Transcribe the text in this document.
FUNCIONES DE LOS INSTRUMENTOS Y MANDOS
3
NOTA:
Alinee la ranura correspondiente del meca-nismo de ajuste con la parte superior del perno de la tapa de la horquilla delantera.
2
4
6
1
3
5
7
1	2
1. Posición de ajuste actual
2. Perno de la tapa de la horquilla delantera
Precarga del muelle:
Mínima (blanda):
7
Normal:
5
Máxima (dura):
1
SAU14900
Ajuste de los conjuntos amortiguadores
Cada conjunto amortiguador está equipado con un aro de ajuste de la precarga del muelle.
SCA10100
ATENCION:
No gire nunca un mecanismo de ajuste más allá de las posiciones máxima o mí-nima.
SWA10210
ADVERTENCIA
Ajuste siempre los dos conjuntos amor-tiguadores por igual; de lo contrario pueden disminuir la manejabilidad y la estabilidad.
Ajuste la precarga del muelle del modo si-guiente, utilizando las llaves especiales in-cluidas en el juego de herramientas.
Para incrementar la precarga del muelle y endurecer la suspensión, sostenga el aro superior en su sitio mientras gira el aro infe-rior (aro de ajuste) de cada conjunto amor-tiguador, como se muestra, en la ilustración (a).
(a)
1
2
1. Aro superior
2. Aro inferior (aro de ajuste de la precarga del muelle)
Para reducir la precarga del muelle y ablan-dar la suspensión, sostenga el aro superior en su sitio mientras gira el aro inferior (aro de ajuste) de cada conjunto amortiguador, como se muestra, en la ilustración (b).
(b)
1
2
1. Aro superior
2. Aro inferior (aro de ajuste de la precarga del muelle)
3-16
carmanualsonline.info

_ _ _

• _WHAT TO PRODUCE_
Repeat all the entries word for word.

• _ANSWER TO THIS TASK_
Transcribe the text in this document.
FUNCIONES DE LOS INSTRUMENTOS Y MANDOS
3
NOTA:
Alinee la ranura correspondiente del meca-nismo de ajuste con la parte superior del perno de la tapa de la horquilla delantera.
2
4
6
1
3
5
7
1	2
1. Posición de ajuste actual
2. Perno de la tapa de la horquilla delantera
Precarga del muelle:
Mínima (blanda):
7
Normal:
5
Máxima (dura):
1
SAU14900
Ajuste de los conjuntos amortiguadores
Cada conjunto amortiguador está equipado con un aro de ajuste de la precarga del muelle.
SCA10100
ATENCION:
No gire nunca un mecanismo de ajuste más allá de las posiciones máxima o mí-nima.
SWA10210
ADVERTENCIA
Ajuste siempre los dos conjuntos amor-tiguadores por igual; de lo contrario pueden disminuir la manejabilidad y la estabilidad.
Ajuste la precarga del muelle del modo si-guiente, utilizando las llaves especiales in-cluidas en el juego de herramientas.
Para incrementar la precarga del muelle y endurecer la suspensión, sostenga el aro superior en su sitio mientras gira el aro infe-rior (aro de ajuste) de cada conjunto amor-tiguador, como se muestra, en la ilustración (a).
(a)
1
2
1. Aro superior
2. Aro inferior (aro de ajuste de la precarga del muelle)
Para reducir la precarga del muelle y ablan-dar la suspensión, sostenga el aro superior en su sitio mientras gira el aro inferior (aro de ajuste) de cada conjunto amortiguador, como se muestra, en la ilustración (b).
(b)
1
2
1. Aro superior
2. Aro inferior (aro de ajuste de la precarga del muelle)
3-16
carmanualsonline.info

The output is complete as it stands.